* LISTED RECORDS *
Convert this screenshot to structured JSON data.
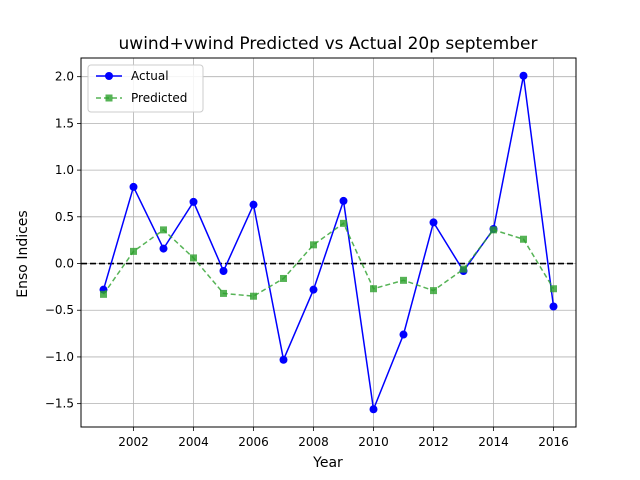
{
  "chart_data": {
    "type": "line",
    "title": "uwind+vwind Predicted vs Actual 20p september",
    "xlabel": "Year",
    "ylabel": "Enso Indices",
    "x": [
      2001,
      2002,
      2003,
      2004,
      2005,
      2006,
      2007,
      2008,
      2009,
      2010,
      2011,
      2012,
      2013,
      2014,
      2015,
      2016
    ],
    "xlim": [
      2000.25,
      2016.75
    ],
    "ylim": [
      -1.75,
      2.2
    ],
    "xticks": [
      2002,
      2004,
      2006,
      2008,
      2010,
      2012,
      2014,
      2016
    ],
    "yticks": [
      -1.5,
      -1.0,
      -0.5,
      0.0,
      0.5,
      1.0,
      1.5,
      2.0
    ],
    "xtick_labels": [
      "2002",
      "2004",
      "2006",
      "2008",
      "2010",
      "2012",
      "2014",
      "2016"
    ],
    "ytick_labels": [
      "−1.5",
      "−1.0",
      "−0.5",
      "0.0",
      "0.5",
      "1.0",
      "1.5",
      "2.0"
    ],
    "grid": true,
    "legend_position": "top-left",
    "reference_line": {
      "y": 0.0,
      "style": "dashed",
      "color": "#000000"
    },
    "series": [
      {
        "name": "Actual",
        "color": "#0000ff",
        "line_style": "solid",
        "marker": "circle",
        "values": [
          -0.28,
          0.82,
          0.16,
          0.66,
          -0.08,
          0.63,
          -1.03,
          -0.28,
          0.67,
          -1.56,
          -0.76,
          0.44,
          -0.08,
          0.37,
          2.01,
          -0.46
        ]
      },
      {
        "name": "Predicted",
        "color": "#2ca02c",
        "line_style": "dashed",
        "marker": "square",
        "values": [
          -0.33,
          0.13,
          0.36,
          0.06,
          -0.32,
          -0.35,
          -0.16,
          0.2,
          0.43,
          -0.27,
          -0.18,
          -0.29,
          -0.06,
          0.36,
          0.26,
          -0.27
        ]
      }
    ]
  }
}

--

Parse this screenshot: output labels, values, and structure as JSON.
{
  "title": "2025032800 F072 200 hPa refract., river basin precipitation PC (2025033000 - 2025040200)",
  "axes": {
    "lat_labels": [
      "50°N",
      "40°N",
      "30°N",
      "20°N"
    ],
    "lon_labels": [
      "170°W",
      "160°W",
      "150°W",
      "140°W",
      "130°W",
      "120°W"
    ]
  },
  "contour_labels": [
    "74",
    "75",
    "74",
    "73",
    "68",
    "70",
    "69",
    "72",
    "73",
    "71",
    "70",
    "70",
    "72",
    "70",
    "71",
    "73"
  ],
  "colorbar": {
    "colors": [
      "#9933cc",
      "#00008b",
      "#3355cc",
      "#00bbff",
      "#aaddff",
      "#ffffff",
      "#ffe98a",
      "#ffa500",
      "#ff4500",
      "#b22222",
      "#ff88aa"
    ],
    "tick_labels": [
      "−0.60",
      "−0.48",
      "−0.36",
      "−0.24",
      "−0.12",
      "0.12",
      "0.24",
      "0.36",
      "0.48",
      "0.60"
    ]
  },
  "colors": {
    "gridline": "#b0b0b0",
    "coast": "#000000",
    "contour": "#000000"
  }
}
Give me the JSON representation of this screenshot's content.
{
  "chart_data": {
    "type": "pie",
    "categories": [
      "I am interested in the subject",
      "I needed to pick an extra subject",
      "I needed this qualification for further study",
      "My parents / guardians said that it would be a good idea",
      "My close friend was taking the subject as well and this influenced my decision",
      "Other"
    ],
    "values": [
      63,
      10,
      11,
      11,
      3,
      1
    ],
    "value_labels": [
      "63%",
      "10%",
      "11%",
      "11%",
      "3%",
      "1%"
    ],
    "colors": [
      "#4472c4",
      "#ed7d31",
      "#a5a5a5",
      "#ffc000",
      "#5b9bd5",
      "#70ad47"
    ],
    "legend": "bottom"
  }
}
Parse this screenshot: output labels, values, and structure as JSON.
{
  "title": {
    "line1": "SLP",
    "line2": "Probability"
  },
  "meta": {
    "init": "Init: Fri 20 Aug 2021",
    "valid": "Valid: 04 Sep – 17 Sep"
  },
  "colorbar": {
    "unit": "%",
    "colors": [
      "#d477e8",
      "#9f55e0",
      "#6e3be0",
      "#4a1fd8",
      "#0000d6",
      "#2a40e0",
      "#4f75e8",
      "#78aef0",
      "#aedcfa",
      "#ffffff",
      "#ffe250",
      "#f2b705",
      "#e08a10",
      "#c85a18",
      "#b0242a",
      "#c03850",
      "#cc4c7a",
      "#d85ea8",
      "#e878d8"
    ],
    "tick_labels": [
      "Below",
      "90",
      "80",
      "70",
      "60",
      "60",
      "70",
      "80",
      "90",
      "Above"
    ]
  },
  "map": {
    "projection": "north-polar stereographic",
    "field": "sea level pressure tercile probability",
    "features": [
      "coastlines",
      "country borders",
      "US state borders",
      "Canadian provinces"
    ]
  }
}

* THE REQUEST *
All lines above with "Actual" in them should be returned.

* TASK SOLUTION *
    "title": "uwind+vwind Predicted vs Actual 20p september",
        "name": "Actual",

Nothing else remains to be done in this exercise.